▶ **TREŚĆ ZADANIA A**:
Odpowiedz na pytania dotyczące tekstu o Andresie Ambühlu:
(i) W jakim mieście odbyła się gala szwajcarskiego hokeja?
(ii) Ile spotkań Ambühl rozegrał w najwyższej klasie rozgrywkowej Szwajcarii?
(iii) Który raz kibice wybrali go najpopularniejszym hokeistą ligi?

Hokej.net Logo

Wielkie wyróżnienie dla rekordzisty świata. Tego jeszcze w historii nie było

Andres Ambühl w barwach reprezentacji Szwajcarii.
Andres Ambühl w barwach reprezentacji Szwajcarii.

To nie zdarzyło się nigdy wcześniej w historii. Ostatniego wieczoru ogłoszono wielkie wyróżnienie dla rekordzisty świata pod względem liczby występów w reprezentacji narodowej.

Wczorajsza gala szwajcarskiego hokeja w Solothurn była okazją do nagrodzenia najlepszych hokeistów i hokeistek w ubiegłym sezonie. Ale także do pożegnania i oddania szacunku żywej legendzie dyscypliny w Szwajcarii - Andresowi Ambühlowi, który po ostatnim sezonie zakończył hokejową karierę.

41-latek pobił w jej trakcie wiele rekordów nie tylko swojego kraju, ale i świata. Tegoroczny finał Mistrzostw Świata, którym zakończył swoje występy jako zawodowiec, był jego 352. występem w reprezentacji narodowej. Nikt inny w historii hokeja nie reprezentował swojego kraju tyle razy.

Ambühl także jako jedyny zagrał na 20 Mistrzostwach Świata elity, a łącznie wystąpił na nich w 151 meczach. To również rekord. Drugi w tej klasyfikacji Niemiec Udo Kießling ma na MŚ o 32 występy mniej.

Andres Ambühl jest również rekordzistą ligi szwajcarskiej pod względem liczby gier. W najwyższej klasie rozgrywkowej swojego kraju rozegrał 1 322 spotkania.

Podczas wczorajszej ceremonii otrzymał nagrodę specjalną za całokształt kariery, ale także już po raz 9. (tym razem ostatni) został przez kibiców wybrany najpopularniejszym hokeistą ligi.

▶ **TREŚĆ ZADANIA B**:
Proszę przepisać wpisy od wiersza z "new-view-layer-icon[interactable]: [982, 3, 991, 12]" do wiersza z "snap-toggle-icon[interactable]: [502, 16, 510, 24]", zastępując "interactable" przez "clickable" i nie zmieniając niczego poza tym.

▶ **DANE WEJŚCIOWE**:
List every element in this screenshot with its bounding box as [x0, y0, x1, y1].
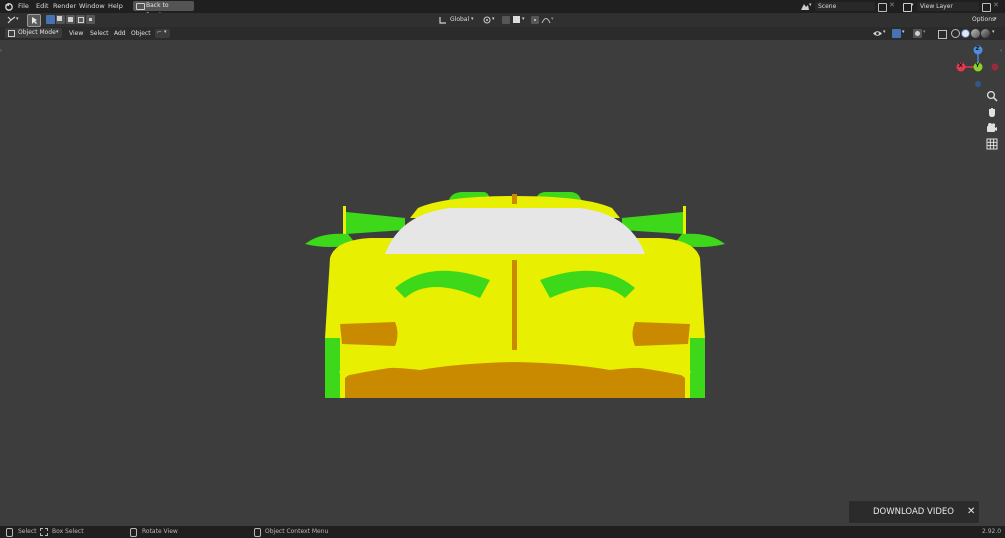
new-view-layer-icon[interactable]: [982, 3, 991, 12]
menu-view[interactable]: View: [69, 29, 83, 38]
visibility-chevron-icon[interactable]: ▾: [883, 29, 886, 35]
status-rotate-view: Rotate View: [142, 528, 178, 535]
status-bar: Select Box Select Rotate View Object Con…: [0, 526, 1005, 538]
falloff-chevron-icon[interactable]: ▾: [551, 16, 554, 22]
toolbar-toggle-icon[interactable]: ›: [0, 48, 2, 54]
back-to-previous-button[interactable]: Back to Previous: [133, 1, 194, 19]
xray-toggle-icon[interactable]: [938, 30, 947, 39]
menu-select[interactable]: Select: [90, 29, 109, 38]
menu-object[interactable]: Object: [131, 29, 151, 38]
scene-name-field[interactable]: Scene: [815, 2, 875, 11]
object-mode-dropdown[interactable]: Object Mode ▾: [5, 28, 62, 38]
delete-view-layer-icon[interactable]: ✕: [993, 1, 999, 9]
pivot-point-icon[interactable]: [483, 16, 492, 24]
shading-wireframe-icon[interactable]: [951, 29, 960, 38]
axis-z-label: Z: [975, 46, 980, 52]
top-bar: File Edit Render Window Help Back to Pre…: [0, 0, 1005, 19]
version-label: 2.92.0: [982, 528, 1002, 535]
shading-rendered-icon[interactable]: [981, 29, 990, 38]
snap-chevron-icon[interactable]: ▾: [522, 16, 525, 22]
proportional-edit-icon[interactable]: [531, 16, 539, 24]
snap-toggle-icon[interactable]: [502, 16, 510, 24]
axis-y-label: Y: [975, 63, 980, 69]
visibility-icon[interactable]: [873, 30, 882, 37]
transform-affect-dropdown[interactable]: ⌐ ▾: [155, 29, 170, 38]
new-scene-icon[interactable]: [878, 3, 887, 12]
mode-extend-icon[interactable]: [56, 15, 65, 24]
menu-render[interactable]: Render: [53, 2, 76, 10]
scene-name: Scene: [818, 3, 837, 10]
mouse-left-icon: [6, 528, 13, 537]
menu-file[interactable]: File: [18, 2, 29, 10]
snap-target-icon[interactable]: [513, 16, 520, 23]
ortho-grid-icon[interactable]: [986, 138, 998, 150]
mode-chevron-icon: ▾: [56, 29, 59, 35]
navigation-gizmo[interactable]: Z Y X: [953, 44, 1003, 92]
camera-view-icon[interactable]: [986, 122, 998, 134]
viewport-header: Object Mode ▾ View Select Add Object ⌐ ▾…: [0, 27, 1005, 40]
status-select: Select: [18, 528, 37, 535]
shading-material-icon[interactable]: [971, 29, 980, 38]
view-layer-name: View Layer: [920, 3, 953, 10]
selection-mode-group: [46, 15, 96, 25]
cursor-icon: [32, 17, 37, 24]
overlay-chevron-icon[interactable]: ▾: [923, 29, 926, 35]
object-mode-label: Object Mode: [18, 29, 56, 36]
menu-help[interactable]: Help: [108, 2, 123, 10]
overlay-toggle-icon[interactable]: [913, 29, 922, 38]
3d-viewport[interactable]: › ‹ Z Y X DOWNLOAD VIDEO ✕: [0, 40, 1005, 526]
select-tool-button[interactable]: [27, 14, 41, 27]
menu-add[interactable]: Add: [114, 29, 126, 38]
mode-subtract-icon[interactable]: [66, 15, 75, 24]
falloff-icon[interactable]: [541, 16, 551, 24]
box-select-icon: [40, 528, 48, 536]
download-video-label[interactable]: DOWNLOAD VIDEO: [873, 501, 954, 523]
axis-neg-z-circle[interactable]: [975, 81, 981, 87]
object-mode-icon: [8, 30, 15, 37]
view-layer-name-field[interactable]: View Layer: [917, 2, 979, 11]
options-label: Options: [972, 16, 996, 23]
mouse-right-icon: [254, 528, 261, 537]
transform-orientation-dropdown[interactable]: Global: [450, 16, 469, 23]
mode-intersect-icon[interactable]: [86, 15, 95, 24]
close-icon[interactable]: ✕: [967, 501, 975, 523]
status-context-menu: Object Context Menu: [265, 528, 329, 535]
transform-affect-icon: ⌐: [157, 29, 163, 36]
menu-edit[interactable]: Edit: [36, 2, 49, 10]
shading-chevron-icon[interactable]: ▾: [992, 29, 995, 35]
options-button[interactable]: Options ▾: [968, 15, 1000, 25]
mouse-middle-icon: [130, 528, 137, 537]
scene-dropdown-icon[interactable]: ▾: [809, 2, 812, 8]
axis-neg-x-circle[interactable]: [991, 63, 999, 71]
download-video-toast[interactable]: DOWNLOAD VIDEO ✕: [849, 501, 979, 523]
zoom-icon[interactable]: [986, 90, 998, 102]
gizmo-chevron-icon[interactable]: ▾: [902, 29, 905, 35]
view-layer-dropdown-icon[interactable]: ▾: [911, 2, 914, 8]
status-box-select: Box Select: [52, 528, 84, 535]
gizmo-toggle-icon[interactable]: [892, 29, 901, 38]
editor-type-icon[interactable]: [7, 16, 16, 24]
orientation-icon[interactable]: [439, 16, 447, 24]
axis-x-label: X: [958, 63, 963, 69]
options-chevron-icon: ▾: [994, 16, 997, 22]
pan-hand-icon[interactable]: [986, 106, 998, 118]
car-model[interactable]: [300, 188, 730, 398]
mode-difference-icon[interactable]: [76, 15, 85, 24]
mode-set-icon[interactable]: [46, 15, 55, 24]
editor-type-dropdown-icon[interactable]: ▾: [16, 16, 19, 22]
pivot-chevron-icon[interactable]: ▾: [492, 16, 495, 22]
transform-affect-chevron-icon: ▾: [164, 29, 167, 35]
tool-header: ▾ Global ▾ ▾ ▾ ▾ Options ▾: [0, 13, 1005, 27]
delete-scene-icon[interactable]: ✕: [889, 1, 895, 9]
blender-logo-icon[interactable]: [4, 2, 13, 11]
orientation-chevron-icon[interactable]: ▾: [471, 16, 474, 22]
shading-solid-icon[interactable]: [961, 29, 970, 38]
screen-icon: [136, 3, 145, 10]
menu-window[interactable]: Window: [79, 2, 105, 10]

▶ **ODPOWIEDŹ A**:
(i) W Solothurn.
(ii) 1 322 spotkania.
(iii) Po raz 9. (ostatni).

▶ **ODPOWIEDŹ B**:
new-view-layer-icon[clickable]: [982, 3, 991, 12]
menu-view[clickable]: View: [69, 29, 83, 38]
visibility-chevron-icon[clickable]: ▾: [883, 29, 886, 35]
status-rotate-view: Rotate View: [142, 528, 178, 535]
status-bar: Select Box Select Rotate View Object Con…: [0, 526, 1005, 538]
falloff-chevron-icon[clickable]: ▾: [551, 16, 554, 22]
toolbar-toggle-icon[clickable]: ›: [0, 48, 2, 54]
back-to-previous-button[clickable]: Back to Previous: [133, 1, 194, 19]
xray-toggle-icon[clickable]: [938, 30, 947, 39]
menu-select[clickable]: Select: [90, 29, 109, 38]
menu-object[clickable]: Object: [131, 29, 151, 38]
scene-name-field[clickable]: Scene: [815, 2, 875, 11]
object-mode-dropdown[clickable]: Object Mode ▾: [5, 28, 62, 38]
delete-view-layer-icon[clickable]: ✕: [993, 1, 999, 9]
pivot-point-icon[clickable]: [483, 16, 492, 24]
shading-wireframe-icon[clickable]: [951, 29, 960, 38]
axis-z-label: Z: [975, 46, 980, 52]
top-bar: File Edit Render Window Help Back to Pre…: [0, 0, 1005, 19]
version-label: 2.92.0: [982, 528, 1002, 535]
shading-rendered-icon[clickable]: [981, 29, 990, 38]
snap-chevron-icon[clickable]: ▾: [522, 16, 525, 22]
proportional-edit-icon[clickable]: [531, 16, 539, 24]
snap-toggle-icon[clickable]: [502, 16, 510, 24]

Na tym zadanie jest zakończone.